What the task requires:
Without omitting anything, return the records precisely as given.

Task inputs:
--------------------------------

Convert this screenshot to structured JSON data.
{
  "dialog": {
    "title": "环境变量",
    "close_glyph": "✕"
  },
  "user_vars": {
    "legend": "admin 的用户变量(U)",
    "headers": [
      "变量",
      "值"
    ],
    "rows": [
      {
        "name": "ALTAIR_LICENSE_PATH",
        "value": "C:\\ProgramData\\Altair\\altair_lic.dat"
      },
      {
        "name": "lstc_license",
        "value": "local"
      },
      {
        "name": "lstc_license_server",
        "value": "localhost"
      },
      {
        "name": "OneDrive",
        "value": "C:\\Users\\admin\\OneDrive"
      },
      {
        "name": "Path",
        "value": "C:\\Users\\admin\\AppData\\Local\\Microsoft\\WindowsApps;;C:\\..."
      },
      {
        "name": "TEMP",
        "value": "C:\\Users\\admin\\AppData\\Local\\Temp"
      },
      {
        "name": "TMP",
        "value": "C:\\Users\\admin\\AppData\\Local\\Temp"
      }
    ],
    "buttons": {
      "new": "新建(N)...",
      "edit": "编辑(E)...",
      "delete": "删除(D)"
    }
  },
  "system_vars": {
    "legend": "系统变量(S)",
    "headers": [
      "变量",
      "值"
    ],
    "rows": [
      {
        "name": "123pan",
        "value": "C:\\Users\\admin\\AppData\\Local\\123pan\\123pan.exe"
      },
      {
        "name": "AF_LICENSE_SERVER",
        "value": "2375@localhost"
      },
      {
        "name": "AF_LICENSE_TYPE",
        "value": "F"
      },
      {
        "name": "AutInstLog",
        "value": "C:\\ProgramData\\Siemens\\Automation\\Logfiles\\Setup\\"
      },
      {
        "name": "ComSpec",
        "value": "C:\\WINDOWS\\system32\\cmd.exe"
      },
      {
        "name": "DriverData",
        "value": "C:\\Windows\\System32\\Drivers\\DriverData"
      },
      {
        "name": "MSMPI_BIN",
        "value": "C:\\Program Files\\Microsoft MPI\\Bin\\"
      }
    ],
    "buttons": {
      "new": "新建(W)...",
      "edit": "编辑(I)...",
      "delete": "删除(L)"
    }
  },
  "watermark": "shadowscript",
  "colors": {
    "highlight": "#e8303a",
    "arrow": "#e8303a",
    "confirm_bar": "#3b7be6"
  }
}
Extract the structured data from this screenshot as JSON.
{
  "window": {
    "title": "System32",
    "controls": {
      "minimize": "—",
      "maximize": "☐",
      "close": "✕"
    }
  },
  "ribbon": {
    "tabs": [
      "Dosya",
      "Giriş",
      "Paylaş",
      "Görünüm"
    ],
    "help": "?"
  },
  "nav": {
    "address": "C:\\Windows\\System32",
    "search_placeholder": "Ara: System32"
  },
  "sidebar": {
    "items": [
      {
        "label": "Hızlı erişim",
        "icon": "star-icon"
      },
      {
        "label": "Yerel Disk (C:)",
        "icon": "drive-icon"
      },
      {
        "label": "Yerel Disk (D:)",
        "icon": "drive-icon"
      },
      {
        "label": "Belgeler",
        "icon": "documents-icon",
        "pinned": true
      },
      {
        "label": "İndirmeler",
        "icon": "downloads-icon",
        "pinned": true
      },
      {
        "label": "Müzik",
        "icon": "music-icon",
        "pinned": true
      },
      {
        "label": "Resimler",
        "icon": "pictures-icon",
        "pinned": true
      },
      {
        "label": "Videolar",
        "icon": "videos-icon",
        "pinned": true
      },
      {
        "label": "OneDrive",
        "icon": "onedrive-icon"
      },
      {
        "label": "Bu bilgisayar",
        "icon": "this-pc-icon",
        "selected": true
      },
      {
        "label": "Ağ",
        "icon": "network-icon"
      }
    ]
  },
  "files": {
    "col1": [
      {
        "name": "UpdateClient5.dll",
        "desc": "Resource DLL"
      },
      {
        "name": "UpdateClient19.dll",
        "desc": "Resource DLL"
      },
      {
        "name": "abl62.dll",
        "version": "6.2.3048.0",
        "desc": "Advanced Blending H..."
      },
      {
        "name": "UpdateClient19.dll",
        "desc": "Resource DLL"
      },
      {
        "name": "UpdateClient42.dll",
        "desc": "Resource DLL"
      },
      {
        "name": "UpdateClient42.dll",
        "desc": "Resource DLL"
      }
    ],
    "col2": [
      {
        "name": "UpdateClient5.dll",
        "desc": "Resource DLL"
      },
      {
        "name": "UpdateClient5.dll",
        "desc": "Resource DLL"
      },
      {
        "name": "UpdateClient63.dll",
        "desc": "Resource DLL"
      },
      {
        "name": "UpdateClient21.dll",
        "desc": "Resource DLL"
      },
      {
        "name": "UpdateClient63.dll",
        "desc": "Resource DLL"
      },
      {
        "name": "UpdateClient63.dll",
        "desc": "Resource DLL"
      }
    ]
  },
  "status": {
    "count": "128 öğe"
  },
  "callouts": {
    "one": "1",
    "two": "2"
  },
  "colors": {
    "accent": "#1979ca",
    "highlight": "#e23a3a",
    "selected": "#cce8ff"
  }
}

--------------------------------

Answer in full:
Convert this screenshot to structured JSON data.
{
  "dialog": {
    "title": "环境变量",
    "close_glyph": "✕"
  },
  "user_vars": {
    "legend": "admin 的用户变量(U)",
    "headers": [
      "变量",
      "值"
    ],
    "rows": [
      {
        "name": "ALTAIR_LICENSE_PATH",
        "value": "C:\\ProgramData\\Altair\\altair_lic.dat"
      },
      {
        "name": "lstc_license",
        "value": "local"
      },
      {
        "name": "lstc_license_server",
        "value": "localhost"
      },
      {
        "name": "OneDrive",
        "value": "C:\\Users\\admin\\OneDrive"
      },
      {
        "name": "Path",
        "value": "C:\\Users\\admin\\AppData\\Local\\Microsoft\\WindowsApps;;C:\\..."
      },
      {
        "name": "TEMP",
        "value": "C:\\Users\\admin\\AppData\\Local\\Temp"
      },
      {
        "name": "TMP",
        "value": "C:\\Users\\admin\\AppData\\Local\\Temp"
      }
    ],
    "buttons": {
      "new": "新建(N)...",
      "edit": "编辑(E)...",
      "delete": "删除(D)"
    }
  },
  "system_vars": {
    "legend": "系统变量(S)",
    "headers": [
      "变量",
      "值"
    ],
    "rows": [
      {
        "name": "123pan",
        "value": "C:\\Users\\admin\\AppData\\Local\\123pan\\123pan.exe"
      },
      {
        "name": "AF_LICENSE_SERVER",
        "value": "2375@localhost"
      },
      {
        "name": "AF_LICENSE_TYPE",
        "value": "F"
      },
      {
        "name": "AutInstLog",
        "value": "C:\\ProgramData\\Siemens\\Automation\\Logfiles\\Setup\\"
      },
      {
        "name": "ComSpec",
        "value": "C:\\WINDOWS\\system32\\cmd.exe"
      },
      {
        "name": "DriverData",
        "value": "C:\\Windows\\System32\\Drivers\\DriverData"
      },
      {
        "name": "MSMPI_BIN",
        "value": "C:\\Program Files\\Microsoft MPI\\Bin\\"
      }
    ],
    "buttons": {
      "new": "新建(W)...",
      "edit": "编辑(I)...",
      "delete": "删除(L)"
    }
  },
  "watermark": "shadowscript",
  "colors": {
    "highlight": "#e8303a",
    "arrow": "#e8303a",
    "confirm_bar": "#3b7be6"
  }
}
Extract the structured data from this screenshot as JSON.
{
  "window": {
    "title": "System32",
    "controls": {
      "minimize": "—",
      "maximize": "☐",
      "close": "✕"
    }
  },
  "ribbon": {
    "tabs": [
      "Dosya",
      "Giriş",
      "Paylaş",
      "Görünüm"
    ],
    "help": "?"
  },
  "nav": {
    "address": "C:\\Windows\\System32",
    "search_placeholder": "Ara: System32"
  },
  "sidebar": {
    "items": [
      {
        "label": "Hızlı erişim",
        "icon": "star-icon"
      },
      {
        "label": "Yerel Disk (C:)",
        "icon": "drive-icon"
      },
      {
        "label": "Yerel Disk (D:)",
        "icon": "drive-icon"
      },
      {
        "label": "Belgeler",
        "icon": "documents-icon",
        "pinned": true
      },
      {
        "label": "İndirmeler",
        "icon": "downloads-icon",
        "pinned": true
      },
      {
        "label": "Müzik",
        "icon": "music-icon",
        "pinned": true
      },
      {
        "label": "Resimler",
        "icon": "pictures-icon",
        "pinned": true
      },
      {
        "label": "Videolar",
        "icon": "videos-icon",
        "pinned": true
      },
      {
        "label": "OneDrive",
        "icon": "onedrive-icon"
      },
      {
        "label": "Bu bilgisayar",
        "icon": "this-pc-icon",
        "selected": true
      },
      {
        "label": "Ağ",
        "icon": "network-icon"
      }
    ]
  },
  "files": {
    "col1": [
      {
        "name": "UpdateClient5.dll",
        "desc": "Resource DLL"
      },
      {
        "name": "UpdateClient19.dll",
        "desc": "Resource DLL"
      },
      {
        "name": "abl62.dll",
        "version": "6.2.3048.0",
        "desc": "Advanced Blending H..."
      },
      {
        "name": "UpdateClient19.dll",
        "desc": "Resource DLL"
      },
      {
        "name": "UpdateClient42.dll",
        "desc": "Resource DLL"
      },
      {
        "name": "UpdateClient42.dll",
        "desc": "Resource DLL"
      }
    ],
    "col2": [
      {
        "name": "UpdateClient5.dll",
        "desc": "Resource DLL"
      },
      {
        "name": "UpdateClient5.dll",
        "desc": "Resource DLL"
      },
      {
        "name": "UpdateClient63.dll",
        "desc": "Resource DLL"
      },
      {
        "name": "UpdateClient21.dll",
        "desc": "Resource DLL"
      },
      {
        "name": "UpdateClient63.dll",
        "desc": "Resource DLL"
      },
      {
        "name": "UpdateClient63.dll",
        "desc": "Resource DLL"
      }
    ]
  },
  "status": {
    "count": "128 öğe"
  },
  "callouts": {
    "one": "1",
    "two": "2"
  },
  "colors": {
    "accent": "#1979ca",
    "highlight": "#e23a3a",
    "selected": "#cce8ff"
  }
}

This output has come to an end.